What is asked: Reproduce all entries word for word.

++++++++++++++++++++

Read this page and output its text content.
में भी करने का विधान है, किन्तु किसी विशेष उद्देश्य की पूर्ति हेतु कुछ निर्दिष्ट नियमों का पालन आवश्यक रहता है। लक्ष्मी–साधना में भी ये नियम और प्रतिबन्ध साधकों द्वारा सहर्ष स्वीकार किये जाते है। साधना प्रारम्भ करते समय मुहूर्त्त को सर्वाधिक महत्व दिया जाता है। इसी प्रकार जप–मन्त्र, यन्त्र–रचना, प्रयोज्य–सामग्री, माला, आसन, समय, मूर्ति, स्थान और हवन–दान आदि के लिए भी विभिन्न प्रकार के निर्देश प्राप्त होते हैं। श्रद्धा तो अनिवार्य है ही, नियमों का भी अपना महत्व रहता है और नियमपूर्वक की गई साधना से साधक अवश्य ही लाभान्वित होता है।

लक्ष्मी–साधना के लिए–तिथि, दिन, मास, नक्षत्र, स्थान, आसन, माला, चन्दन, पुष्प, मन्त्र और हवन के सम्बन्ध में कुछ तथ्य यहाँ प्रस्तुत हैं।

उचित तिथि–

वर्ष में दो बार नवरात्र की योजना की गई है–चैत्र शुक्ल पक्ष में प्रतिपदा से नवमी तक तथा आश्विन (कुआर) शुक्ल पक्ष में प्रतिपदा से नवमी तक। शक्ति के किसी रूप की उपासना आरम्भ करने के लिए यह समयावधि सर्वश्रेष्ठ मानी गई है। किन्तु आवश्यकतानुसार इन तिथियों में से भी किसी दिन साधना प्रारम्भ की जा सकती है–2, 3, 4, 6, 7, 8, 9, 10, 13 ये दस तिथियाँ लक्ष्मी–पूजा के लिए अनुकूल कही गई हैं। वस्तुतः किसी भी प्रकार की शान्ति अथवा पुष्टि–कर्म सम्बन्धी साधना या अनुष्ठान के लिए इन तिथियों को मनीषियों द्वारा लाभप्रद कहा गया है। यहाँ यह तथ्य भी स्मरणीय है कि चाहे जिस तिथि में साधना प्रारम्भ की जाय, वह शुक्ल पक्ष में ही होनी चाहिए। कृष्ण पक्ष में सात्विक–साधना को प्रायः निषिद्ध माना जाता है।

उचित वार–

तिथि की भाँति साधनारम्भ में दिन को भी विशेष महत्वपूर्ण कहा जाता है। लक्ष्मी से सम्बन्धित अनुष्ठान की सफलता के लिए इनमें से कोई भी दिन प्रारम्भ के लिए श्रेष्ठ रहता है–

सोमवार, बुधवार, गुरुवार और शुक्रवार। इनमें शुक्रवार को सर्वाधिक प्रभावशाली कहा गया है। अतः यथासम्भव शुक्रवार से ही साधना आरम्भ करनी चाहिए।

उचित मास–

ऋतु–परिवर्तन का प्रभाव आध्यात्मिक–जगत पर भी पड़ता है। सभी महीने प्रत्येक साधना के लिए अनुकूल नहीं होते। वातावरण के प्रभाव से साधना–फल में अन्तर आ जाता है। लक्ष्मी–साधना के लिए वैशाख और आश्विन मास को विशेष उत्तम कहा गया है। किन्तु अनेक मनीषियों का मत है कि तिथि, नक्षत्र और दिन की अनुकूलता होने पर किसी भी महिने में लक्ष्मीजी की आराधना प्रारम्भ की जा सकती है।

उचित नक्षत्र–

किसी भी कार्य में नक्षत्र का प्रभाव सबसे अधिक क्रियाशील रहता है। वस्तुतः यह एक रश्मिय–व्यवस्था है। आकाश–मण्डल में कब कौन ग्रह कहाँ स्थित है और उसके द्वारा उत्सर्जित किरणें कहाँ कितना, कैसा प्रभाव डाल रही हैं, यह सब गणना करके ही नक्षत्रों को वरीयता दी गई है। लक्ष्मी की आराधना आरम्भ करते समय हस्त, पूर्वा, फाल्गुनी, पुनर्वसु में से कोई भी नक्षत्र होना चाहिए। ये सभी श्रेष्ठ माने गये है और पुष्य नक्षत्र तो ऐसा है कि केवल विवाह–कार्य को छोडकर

++++++++++++++++++++

Answer below:
Read this page and output its text content.
में भी करने का विधान है, किन्तु किसी विशेष उद्देश्य की पूर्ति हेतु कुछ निर्दिष्ट नियमों का पालन आवश्यक रहता है। लक्ष्मी–साधना में भी ये नियम और प्रतिबन्ध साधकों द्वारा सहर्ष स्वीकार किये जाते है। साधना प्रारम्भ करते समय मुहूर्त्त को सर्वाधिक महत्व दिया जाता है। इसी प्रकार जप–मन्त्र, यन्त्र–रचना, प्रयोज्य–सामग्री, माला, आसन, समय, मूर्ति, स्थान और हवन–दान आदि के लिए भी विभिन्न प्रकार के निर्देश प्राप्त होते हैं। श्रद्धा तो अनिवार्य है ही, नियमों का भी अपना महत्व रहता है और नियमपूर्वक की गई साधना से साधक अवश्य ही लाभान्वित होता है।

लक्ष्मी–साधना के लिए–तिथि, दिन, मास, नक्षत्र, स्थान, आसन, माला, चन्दन, पुष्प, मन्त्र और हवन के सम्बन्ध में कुछ तथ्य यहाँ प्रस्तुत हैं।

उचित तिथि–

वर्ष में दो बार नवरात्र की योजना की गई है–चैत्र शुक्ल पक्ष में प्रतिपदा से नवमी तक तथा आश्विन (कुआर) शुक्ल पक्ष में प्रतिपदा से नवमी तक। शक्ति के किसी रूप की उपासना आरम्भ करने के लिए यह समयावधि सर्वश्रेष्ठ मानी गई है। किन्तु आवश्यकतानुसार इन तिथियों में से भी किसी दिन साधना प्रारम्भ की जा सकती है–2, 3, 4, 6, 7, 8, 9, 10, 13 ये दस तिथियाँ लक्ष्मी–पूजा के लिए अनुकूल कही गई हैं। वस्तुतः किसी भी प्रकार की शान्ति अथवा पुष्टि–कर्म सम्बन्धी साधना या अनुष्ठान के लिए इन तिथियों को मनीषियों द्वारा लाभप्रद कहा गया है। यहाँ यह तथ्य भी स्मरणीय है कि चाहे जिस तिथि में साधना प्रारम्भ की जाय, वह शुक्ल पक्ष में ही होनी चाहिए। कृष्ण पक्ष में सात्विक–साधना को प्रायः निषिद्ध माना जाता है।

उचित वार–

तिथि की भाँति साधनारम्भ में दिन को भी विशेष महत्वपूर्ण कहा जाता है। लक्ष्मी से सम्बन्धित अनुष्ठान की सफलता के लिए इनमें से कोई भी दिन प्रारम्भ के लिए श्रेष्ठ रहता है–

सोमवार, बुधवार, गुरुवार और शुक्रवार। इनमें शुक्रवार को सर्वाधिक प्रभावशाली कहा गया है। अतः यथासम्भव शुक्रवार से ही साधना आरम्भ करनी चाहिए।

उचित मास–

ऋतु–परिवर्तन का प्रभाव आध्यात्मिक–जगत पर भी पड़ता है। सभी महीने प्रत्येक साधना के लिए अनुकूल नहीं होते। वातावरण के प्रभाव से साधना–फल में अन्तर आ जाता है। लक्ष्मी–साधना के लिए वैशाख और आश्विन मास को विशेष उत्तम कहा गया है। किन्तु अनेक मनीषियों का मत है कि तिथि, नक्षत्र और दिन की अनुकूलता होने पर किसी भी महिने में लक्ष्मीजी की आराधना प्रारम्भ की जा सकती है।

उचित नक्षत्र–

किसी भी कार्य में नक्षत्र का प्रभाव सबसे अधिक क्रियाशील रहता है। वस्तुतः यह एक रश्मिय–व्यवस्था है। आकाश–मण्डल में कब कौन ग्रह कहाँ स्थित है और उसके द्वारा उत्सर्जित किरणें कहाँ कितना, कैसा प्रभाव डाल रही हैं, यह सब गणना करके ही नक्षत्रों को वरीयता दी गई है। लक्ष्मी की आराधना आरम्भ करते समय हस्त, पूर्वा, फाल्गुनी, पुनर्वसु में से कोई भी नक्षत्र होना चाहिए। ये सभी श्रेष्ठ माने गये है और पुष्य नक्षत्र तो ऐसा है कि केवल विवाह–कार्य को छोडकर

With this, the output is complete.